--- Start of Extracted information ---

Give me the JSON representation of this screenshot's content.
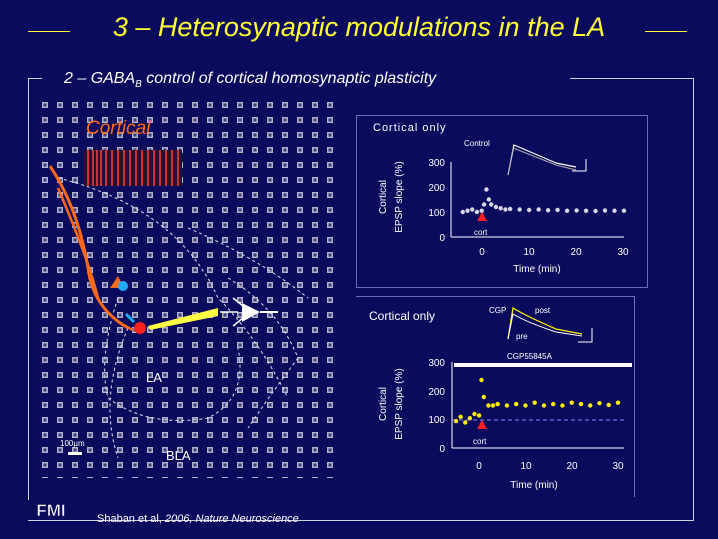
{
  "slide": {
    "title": "3 – Heterosynaptic modulations in the LA",
    "subtitle_pre": "2 – GABA",
    "subtitle_sub": "B",
    "subtitle_post": " control of cortical homosynaptic plasticity",
    "citation_authors": "Shaban et al, ",
    "citation_year_journal": "2006, Nature Neuroscience",
    "logo_text": "FMI"
  },
  "histology": {
    "cortical_label": "Cortical",
    "la_label": "LA",
    "bla_label": "BLA",
    "scale_label": "100µm"
  },
  "panel_top": {
    "title": "Cortical only",
    "inset_label": "Control",
    "arrow_label": "cort",
    "y_axis_label_line1": "Cortical",
    "y_axis_label_line2": "EPSP slope (%)",
    "x_axis_label": "Time (min)",
    "y_ticks": [
      "300",
      "200",
      "100",
      "0"
    ],
    "x_ticks": [
      "0",
      "10",
      "20",
      "30"
    ]
  },
  "panel_bottom": {
    "title": "Cortical only",
    "inset_label_cgp": "CGP",
    "inset_label_post": "post",
    "inset_label_pre": "pre",
    "drug_bar_label": "CGP55845A",
    "arrow_label": "cort",
    "y_axis_label_line1": "Cortical",
    "y_axis_label_line2": "EPSP slope (%)",
    "x_axis_label": "Time (min)",
    "y_ticks": [
      "300",
      "200",
      "100",
      "0"
    ],
    "x_ticks": [
      "0",
      "10",
      "20",
      "30"
    ]
  },
  "chart_data": [
    {
      "type": "scatter",
      "title": "Cortical only",
      "xlabel": "Time (min)",
      "ylabel": "Cortical EPSP slope (%)",
      "xlim": [
        -5,
        30
      ],
      "ylim": [
        0,
        300
      ],
      "series": [
        {
          "values_x": [
            -4,
            -3,
            -2,
            -1,
            0,
            0.5,
            1,
            1.5,
            2,
            3,
            4,
            5,
            6,
            8,
            10,
            12,
            14,
            16,
            18,
            20,
            22,
            24,
            26,
            28,
            30
          ],
          "values_y": [
            100,
            105,
            110,
            100,
            105,
            130,
            190,
            150,
            130,
            120,
            115,
            110,
            112,
            110,
            108,
            110,
            107,
            108,
            105,
            106,
            105,
            104,
            106,
            105,
            105
          ]
        }
      ]
    },
    {
      "type": "scatter",
      "title": "Cortical only",
      "xlabel": "Time (min)",
      "ylabel": "Cortical EPSP slope (%)",
      "xlim": [
        -5,
        30
      ],
      "ylim": [
        0,
        300
      ],
      "series": [
        {
          "values_x": [
            -5,
            -4,
            -3,
            -2,
            -1,
            0,
            0.5,
            1,
            2,
            3,
            4,
            6,
            8,
            10,
            12,
            14,
            16,
            18,
            20,
            22,
            24,
            26,
            28,
            30
          ],
          "values_y": [
            95,
            110,
            90,
            105,
            120,
            115,
            240,
            180,
            150,
            150,
            155,
            150,
            155,
            150,
            160,
            150,
            155,
            150,
            160,
            155,
            150,
            158,
            152,
            160
          ]
        }
      ]
    }
  ],
  "colors": {
    "background": "#0b0b5e",
    "title": "#ffff33",
    "top_data": "#d8d8e8",
    "bottom_data": "#ffee00",
    "arrow": "#ff2020",
    "cortical_label": "#ff6a1a"
  }
}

--- End of Extracted information ---

§ The problem
Repeat the material above word for word, please, apart from its images.

§ Response to the exercise
Give me the JSON representation of this screenshot's content.
{
  "slide": {
    "title": "3 – Heterosynaptic modulations in the LA",
    "subtitle_pre": "2 – GABA",
    "subtitle_sub": "B",
    "subtitle_post": " control of cortical homosynaptic plasticity",
    "citation_authors": "Shaban et al, ",
    "citation_year_journal": "2006, Nature Neuroscience",
    "logo_text": "FMI"
  },
  "histology": {
    "cortical_label": "Cortical",
    "la_label": "LA",
    "bla_label": "BLA",
    "scale_label": "100µm"
  },
  "panel_top": {
    "title": "Cortical only",
    "inset_label": "Control",
    "arrow_label": "cort",
    "y_axis_label_line1": "Cortical",
    "y_axis_label_line2": "EPSP slope (%)",
    "x_axis_label": "Time (min)",
    "y_ticks": [
      "300",
      "200",
      "100",
      "0"
    ],
    "x_ticks": [
      "0",
      "10",
      "20",
      "30"
    ]
  },
  "panel_bottom": {
    "title": "Cortical only",
    "inset_label_cgp": "CGP",
    "inset_label_post": "post",
    "inset_label_pre": "pre",
    "drug_bar_label": "CGP55845A",
    "arrow_label": "cort",
    "y_axis_label_line1": "Cortical",
    "y_axis_label_line2": "EPSP slope (%)",
    "x_axis_label": "Time (min)",
    "y_ticks": [
      "300",
      "200",
      "100",
      "0"
    ],
    "x_ticks": [
      "0",
      "10",
      "20",
      "30"
    ]
  },
  "chart_data": [
    {
      "type": "scatter",
      "title": "Cortical only",
      "xlabel": "Time (min)",
      "ylabel": "Cortical EPSP slope (%)",
      "xlim": [
        -5,
        30
      ],
      "ylim": [
        0,
        300
      ],
      "series": [
        {
          "values_x": [
            -4,
            -3,
            -2,
            -1,
            0,
            0.5,
            1,
            1.5,
            2,
            3,
            4,
            5,
            6,
            8,
            10,
            12,
            14,
            16,
            18,
            20,
            22,
            24,
            26,
            28,
            30
          ],
          "values_y": [
            100,
            105,
            110,
            100,
            105,
            130,
            190,
            150,
            130,
            120,
            115,
            110,
            112,
            110,
            108,
            110,
            107,
            108,
            105,
            106,
            105,
            104,
            106,
            105,
            105
          ]
        }
      ]
    },
    {
      "type": "scatter",
      "title": "Cortical only",
      "xlabel": "Time (min)",
      "ylabel": "Cortical EPSP slope (%)",
      "xlim": [
        -5,
        30
      ],
      "ylim": [
        0,
        300
      ],
      "series": [
        {
          "values_x": [
            -5,
            -4,
            -3,
            -2,
            -1,
            0,
            0.5,
            1,
            2,
            3,
            4,
            6,
            8,
            10,
            12,
            14,
            16,
            18,
            20,
            22,
            24,
            26,
            28,
            30
          ],
          "values_y": [
            95,
            110,
            90,
            105,
            120,
            115,
            240,
            180,
            150,
            150,
            155,
            150,
            155,
            150,
            160,
            150,
            155,
            150,
            160,
            155,
            150,
            158,
            152,
            160
          ]
        }
      ]
    }
  ],
  "colors": {
    "background": "#0b0b5e",
    "title": "#ffff33",
    "top_data": "#d8d8e8",
    "bottom_data": "#ffee00",
    "arrow": "#ff2020",
    "cortical_label": "#ff6a1a"
  }
}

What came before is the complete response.